■ WRITTEN EXERCISE
Copy all lines below containing "between".

■ DATASET EXTRACT

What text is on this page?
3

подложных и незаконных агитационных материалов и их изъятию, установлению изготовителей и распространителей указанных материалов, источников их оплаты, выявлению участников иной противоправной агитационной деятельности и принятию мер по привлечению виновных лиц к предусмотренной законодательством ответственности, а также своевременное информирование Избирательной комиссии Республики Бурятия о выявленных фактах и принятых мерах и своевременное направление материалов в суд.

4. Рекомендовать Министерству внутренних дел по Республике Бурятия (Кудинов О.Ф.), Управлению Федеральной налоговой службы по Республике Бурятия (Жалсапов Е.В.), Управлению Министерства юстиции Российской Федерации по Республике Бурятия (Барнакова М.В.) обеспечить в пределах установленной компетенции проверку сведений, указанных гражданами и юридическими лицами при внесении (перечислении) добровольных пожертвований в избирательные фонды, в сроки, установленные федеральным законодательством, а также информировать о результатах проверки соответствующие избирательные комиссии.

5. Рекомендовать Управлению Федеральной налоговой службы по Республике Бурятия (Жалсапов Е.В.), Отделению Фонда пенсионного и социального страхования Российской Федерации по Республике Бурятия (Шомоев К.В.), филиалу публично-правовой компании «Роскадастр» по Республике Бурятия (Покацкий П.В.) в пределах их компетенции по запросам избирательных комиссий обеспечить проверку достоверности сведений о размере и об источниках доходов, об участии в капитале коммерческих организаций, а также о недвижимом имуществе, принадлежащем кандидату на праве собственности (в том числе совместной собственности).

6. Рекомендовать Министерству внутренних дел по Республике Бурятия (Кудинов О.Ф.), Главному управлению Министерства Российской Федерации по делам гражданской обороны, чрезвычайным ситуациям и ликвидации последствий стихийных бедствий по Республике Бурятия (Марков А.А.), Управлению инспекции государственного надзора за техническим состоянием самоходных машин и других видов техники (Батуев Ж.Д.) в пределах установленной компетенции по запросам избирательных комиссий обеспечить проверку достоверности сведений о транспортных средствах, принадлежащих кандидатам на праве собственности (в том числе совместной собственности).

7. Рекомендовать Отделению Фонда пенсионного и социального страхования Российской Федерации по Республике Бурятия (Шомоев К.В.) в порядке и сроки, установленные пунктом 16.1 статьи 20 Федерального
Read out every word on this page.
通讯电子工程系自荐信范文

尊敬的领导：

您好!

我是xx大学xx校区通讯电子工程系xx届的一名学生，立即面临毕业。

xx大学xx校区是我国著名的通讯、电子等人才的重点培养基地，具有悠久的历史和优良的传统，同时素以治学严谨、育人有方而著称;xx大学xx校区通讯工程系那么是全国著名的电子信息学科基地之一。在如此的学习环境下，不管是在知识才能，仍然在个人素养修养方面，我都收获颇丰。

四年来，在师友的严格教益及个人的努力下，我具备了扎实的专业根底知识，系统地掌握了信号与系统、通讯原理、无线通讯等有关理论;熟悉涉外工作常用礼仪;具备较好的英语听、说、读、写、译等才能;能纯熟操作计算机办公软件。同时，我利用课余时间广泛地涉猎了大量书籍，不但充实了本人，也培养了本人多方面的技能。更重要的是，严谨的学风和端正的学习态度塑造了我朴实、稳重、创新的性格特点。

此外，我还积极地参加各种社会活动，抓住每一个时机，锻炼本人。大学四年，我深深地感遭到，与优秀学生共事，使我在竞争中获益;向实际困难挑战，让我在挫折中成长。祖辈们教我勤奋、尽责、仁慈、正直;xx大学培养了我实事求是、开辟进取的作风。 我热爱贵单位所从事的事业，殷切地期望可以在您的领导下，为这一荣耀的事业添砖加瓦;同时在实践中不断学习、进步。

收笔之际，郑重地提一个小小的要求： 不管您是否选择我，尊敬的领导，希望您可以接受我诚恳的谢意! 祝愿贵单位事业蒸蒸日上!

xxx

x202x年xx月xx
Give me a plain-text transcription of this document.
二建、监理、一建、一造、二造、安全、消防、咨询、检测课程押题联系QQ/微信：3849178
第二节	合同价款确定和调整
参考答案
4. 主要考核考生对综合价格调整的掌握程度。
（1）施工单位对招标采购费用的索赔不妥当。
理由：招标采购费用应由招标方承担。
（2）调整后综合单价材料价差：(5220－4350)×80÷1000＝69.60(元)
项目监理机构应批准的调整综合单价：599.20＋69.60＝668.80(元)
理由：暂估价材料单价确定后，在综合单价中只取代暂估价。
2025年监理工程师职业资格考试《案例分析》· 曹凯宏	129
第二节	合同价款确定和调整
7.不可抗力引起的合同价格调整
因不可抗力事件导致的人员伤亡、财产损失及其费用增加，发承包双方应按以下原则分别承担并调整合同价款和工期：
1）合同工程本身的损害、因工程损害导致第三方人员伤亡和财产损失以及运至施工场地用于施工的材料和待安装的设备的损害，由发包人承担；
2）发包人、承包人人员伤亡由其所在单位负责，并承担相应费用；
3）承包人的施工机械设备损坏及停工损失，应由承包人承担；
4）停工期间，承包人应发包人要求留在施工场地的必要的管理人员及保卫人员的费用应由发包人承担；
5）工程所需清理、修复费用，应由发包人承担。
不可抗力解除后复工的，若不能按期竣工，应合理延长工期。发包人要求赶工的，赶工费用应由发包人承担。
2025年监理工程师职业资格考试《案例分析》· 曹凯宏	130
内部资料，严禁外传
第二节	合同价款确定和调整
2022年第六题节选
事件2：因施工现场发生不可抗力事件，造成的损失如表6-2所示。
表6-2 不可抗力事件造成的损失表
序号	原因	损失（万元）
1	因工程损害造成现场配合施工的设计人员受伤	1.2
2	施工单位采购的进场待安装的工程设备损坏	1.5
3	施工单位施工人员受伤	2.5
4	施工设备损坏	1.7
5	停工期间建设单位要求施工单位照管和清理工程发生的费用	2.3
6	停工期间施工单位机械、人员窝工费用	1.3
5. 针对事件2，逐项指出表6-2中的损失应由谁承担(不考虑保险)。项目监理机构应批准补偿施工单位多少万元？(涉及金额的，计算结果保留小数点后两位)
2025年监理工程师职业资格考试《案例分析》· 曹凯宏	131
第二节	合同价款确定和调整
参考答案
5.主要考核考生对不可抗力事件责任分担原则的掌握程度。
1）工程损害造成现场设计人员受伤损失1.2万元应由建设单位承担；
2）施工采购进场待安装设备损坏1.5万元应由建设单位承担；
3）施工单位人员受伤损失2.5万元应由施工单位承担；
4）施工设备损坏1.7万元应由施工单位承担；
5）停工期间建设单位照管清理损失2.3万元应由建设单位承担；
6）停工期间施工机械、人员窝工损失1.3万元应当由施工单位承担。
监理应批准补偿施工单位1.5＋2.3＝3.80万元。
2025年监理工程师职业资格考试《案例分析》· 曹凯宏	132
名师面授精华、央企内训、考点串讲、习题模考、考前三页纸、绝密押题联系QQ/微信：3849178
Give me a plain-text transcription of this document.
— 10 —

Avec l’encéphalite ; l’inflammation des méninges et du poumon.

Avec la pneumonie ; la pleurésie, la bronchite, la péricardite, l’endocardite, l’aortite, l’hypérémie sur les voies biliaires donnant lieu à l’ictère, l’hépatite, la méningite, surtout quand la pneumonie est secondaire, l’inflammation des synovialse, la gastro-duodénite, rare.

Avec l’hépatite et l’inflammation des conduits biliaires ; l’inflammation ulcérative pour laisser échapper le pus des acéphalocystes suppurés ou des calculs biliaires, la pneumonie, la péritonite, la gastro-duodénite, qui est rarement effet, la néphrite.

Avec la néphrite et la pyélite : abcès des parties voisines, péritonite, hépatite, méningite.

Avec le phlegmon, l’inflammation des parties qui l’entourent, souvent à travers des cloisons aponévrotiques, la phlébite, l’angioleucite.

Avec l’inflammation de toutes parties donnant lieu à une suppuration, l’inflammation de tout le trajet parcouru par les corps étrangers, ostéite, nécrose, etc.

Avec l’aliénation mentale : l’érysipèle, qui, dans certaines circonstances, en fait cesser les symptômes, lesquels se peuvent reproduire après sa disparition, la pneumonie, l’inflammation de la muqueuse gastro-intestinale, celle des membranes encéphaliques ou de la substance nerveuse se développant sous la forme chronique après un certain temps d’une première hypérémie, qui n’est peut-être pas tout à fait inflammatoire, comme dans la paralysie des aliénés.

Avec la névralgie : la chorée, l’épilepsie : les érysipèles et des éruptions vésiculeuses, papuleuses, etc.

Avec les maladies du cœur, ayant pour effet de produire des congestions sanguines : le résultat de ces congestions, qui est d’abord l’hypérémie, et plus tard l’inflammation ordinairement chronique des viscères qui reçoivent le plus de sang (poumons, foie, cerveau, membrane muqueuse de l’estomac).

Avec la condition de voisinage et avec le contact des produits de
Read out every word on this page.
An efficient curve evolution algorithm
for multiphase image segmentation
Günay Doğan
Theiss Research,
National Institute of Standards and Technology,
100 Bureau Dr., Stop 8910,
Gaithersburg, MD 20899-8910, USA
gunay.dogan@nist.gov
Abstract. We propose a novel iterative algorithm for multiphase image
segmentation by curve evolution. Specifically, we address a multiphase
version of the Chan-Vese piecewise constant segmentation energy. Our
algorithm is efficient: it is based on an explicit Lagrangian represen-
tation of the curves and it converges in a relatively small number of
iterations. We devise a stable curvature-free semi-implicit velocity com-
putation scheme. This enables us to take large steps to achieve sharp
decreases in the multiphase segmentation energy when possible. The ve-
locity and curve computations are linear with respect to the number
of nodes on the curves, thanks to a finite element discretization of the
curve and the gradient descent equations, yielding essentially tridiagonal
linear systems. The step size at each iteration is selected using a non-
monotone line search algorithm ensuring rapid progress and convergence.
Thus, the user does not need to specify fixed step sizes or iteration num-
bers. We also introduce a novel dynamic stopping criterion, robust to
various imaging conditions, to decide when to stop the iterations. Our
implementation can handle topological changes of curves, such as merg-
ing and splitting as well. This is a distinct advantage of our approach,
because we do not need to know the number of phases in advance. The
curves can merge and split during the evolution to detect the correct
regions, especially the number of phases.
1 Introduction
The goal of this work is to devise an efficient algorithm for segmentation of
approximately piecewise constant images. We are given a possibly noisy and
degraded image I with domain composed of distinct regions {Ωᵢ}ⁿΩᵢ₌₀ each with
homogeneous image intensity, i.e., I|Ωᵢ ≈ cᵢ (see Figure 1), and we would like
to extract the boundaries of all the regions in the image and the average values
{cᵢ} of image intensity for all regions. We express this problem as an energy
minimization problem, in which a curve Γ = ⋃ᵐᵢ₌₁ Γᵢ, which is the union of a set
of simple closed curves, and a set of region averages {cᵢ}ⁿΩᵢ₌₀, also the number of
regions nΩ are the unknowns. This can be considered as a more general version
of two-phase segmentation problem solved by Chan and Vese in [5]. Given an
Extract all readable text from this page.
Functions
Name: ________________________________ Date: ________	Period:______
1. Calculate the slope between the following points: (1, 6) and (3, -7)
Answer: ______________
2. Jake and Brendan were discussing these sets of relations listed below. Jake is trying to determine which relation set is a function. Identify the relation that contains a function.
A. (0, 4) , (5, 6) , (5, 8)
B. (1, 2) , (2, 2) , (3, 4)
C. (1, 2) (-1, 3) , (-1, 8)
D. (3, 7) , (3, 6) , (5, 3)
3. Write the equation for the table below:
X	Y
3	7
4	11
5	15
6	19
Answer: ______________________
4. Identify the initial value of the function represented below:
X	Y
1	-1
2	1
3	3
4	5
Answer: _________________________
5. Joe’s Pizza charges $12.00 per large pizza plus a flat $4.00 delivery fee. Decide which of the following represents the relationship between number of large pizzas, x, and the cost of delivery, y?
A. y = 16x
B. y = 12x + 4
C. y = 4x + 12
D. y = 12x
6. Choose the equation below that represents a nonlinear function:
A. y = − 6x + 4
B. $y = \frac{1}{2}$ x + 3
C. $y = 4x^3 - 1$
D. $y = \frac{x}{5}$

■ RESULT FOR THIS TASK
1. Calculate the slope between the following points: (1, 6) and (3, -7)
5. Joe’s Pizza charges $12.00 per large pizza plus a flat $4.00 delivery fee. Decide which of the following represents the relationship between number of large pizzas, x, and the cost of delivery, y?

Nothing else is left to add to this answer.